• To do: Identify each line holding the string "love" and copy it.
───
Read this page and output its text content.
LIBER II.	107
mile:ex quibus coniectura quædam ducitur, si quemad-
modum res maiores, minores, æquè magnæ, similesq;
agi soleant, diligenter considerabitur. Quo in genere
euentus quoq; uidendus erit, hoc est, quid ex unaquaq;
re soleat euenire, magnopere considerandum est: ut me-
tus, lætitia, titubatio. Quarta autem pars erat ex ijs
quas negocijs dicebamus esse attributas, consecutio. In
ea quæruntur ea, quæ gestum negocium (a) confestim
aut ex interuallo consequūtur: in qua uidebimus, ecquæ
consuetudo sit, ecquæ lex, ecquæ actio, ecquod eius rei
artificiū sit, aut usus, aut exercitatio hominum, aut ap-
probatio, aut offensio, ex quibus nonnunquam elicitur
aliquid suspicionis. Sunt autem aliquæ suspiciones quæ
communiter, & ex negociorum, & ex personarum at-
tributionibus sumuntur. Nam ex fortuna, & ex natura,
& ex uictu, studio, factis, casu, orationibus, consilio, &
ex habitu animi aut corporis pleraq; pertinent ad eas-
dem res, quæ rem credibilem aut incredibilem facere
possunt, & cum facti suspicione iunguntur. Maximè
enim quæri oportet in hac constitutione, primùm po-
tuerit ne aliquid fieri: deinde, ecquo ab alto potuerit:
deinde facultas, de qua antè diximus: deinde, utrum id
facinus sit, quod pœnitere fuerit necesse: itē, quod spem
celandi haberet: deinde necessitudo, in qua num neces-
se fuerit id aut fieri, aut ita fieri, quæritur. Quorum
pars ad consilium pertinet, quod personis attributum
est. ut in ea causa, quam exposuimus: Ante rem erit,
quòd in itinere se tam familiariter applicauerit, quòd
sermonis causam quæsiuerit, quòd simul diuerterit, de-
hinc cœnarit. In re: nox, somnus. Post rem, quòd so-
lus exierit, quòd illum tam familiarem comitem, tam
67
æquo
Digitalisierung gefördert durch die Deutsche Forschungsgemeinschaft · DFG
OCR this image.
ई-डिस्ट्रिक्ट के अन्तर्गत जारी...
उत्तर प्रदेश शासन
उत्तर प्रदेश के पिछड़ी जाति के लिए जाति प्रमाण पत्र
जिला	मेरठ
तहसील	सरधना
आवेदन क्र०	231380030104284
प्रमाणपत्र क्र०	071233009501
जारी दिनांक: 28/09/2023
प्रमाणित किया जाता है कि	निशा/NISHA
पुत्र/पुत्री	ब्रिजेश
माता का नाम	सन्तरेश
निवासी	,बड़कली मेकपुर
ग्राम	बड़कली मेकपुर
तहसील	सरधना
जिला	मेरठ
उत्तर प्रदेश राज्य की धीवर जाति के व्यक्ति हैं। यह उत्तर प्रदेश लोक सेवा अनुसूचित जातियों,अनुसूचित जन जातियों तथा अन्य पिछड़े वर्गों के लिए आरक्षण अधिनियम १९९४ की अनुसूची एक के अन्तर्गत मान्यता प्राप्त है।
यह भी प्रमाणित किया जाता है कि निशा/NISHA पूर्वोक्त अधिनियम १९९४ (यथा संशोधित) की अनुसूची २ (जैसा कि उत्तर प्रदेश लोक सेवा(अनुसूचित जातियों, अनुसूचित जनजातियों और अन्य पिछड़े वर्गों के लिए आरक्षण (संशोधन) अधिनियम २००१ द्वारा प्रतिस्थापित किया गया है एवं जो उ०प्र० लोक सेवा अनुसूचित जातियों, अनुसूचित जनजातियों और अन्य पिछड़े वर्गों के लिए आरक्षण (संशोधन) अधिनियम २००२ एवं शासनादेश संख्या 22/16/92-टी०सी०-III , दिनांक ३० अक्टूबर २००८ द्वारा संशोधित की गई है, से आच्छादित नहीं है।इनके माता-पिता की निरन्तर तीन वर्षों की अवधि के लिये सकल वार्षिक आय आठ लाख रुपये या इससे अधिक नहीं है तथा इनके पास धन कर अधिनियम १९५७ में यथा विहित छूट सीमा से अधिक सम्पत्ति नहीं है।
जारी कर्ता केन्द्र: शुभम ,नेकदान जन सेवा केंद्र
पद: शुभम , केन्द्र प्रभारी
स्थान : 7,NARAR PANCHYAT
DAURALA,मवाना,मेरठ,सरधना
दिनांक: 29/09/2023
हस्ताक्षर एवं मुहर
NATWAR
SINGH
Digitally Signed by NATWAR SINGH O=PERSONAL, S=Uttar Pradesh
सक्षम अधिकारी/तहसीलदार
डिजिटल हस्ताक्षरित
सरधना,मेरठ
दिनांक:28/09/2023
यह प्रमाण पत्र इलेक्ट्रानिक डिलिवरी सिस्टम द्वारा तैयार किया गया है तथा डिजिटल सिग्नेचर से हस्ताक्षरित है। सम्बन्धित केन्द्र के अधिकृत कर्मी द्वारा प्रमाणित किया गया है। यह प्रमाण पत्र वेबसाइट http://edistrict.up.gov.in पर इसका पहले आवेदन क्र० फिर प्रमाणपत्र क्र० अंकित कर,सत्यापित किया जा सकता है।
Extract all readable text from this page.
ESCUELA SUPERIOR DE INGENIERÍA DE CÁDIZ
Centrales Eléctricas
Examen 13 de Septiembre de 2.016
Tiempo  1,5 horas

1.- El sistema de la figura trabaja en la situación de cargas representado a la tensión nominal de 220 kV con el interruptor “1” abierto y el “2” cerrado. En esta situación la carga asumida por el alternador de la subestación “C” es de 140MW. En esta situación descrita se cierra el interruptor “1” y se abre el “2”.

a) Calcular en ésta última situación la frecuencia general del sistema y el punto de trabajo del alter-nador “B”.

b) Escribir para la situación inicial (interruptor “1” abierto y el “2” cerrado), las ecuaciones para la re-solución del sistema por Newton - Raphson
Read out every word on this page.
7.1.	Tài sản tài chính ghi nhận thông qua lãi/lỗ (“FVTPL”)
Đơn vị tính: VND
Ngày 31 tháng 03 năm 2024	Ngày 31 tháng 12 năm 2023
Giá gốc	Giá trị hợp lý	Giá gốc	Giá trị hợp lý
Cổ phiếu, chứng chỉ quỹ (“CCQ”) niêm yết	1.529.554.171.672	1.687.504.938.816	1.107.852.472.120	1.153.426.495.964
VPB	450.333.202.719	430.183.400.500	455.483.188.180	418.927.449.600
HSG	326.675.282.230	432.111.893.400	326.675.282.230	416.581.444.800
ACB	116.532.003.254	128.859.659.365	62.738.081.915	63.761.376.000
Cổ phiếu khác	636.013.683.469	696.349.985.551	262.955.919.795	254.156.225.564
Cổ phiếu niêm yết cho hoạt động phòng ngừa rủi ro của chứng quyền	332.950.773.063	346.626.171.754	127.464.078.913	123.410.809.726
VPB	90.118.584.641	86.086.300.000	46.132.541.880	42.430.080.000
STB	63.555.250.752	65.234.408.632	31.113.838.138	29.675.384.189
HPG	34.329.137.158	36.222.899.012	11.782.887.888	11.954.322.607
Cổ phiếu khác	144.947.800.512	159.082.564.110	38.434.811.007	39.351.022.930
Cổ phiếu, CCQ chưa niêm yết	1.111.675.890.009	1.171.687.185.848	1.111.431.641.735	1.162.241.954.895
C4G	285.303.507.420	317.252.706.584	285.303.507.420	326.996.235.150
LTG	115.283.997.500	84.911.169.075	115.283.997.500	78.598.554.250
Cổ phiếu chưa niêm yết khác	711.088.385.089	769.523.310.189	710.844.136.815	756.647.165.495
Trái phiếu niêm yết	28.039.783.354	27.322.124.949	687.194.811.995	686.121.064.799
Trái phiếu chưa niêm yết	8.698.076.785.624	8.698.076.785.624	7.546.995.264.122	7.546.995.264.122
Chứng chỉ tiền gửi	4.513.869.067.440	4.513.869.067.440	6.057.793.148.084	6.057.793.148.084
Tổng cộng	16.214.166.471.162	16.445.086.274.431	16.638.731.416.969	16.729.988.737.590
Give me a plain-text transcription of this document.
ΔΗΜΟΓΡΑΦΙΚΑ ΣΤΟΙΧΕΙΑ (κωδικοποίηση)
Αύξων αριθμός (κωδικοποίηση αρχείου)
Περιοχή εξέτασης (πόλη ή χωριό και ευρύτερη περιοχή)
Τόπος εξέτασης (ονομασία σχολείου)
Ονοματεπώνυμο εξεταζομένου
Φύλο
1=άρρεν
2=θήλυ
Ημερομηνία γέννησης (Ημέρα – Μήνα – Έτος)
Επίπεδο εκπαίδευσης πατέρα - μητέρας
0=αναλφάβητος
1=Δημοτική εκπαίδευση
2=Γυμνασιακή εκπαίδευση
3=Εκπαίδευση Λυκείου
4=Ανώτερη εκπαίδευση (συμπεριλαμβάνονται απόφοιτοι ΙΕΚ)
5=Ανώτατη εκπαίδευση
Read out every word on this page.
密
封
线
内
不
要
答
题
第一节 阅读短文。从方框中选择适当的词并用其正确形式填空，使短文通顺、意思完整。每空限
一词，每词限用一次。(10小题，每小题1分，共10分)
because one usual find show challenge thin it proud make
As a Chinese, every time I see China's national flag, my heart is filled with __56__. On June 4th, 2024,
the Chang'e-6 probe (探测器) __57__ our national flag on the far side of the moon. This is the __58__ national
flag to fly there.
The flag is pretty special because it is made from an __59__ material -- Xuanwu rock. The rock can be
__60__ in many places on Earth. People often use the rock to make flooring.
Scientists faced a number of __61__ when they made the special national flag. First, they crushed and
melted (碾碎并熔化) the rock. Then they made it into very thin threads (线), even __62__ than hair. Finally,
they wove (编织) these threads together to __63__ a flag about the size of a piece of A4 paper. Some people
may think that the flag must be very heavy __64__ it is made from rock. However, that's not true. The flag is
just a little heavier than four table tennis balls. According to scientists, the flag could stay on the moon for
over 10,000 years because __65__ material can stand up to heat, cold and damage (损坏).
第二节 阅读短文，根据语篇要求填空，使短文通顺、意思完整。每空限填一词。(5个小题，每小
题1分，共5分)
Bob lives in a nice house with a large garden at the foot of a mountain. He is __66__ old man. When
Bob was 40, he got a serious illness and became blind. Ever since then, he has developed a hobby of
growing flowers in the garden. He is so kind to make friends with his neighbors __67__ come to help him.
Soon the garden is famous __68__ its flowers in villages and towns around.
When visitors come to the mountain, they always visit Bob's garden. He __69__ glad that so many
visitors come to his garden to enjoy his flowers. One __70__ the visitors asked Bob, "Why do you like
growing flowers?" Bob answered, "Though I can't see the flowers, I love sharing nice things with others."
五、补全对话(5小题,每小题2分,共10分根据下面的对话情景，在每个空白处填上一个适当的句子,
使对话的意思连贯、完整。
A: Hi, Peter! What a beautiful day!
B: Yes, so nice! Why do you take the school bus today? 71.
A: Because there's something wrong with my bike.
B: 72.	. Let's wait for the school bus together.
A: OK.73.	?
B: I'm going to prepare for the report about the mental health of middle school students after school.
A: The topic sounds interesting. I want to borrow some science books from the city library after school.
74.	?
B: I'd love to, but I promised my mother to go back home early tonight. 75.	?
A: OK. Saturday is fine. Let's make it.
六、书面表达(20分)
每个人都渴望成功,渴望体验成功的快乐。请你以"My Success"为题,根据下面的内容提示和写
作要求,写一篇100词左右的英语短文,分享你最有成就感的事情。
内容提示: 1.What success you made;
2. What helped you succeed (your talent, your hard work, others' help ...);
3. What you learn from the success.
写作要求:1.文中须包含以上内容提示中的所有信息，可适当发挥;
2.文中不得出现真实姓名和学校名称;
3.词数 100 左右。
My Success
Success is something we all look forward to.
───
• Full answer:
growing flowers?" Bob answered, "Though I can't see the flowers, I love sharing nice things with others."
B: I'd love to, but I promised my mother to go back home early tonight. 75.	?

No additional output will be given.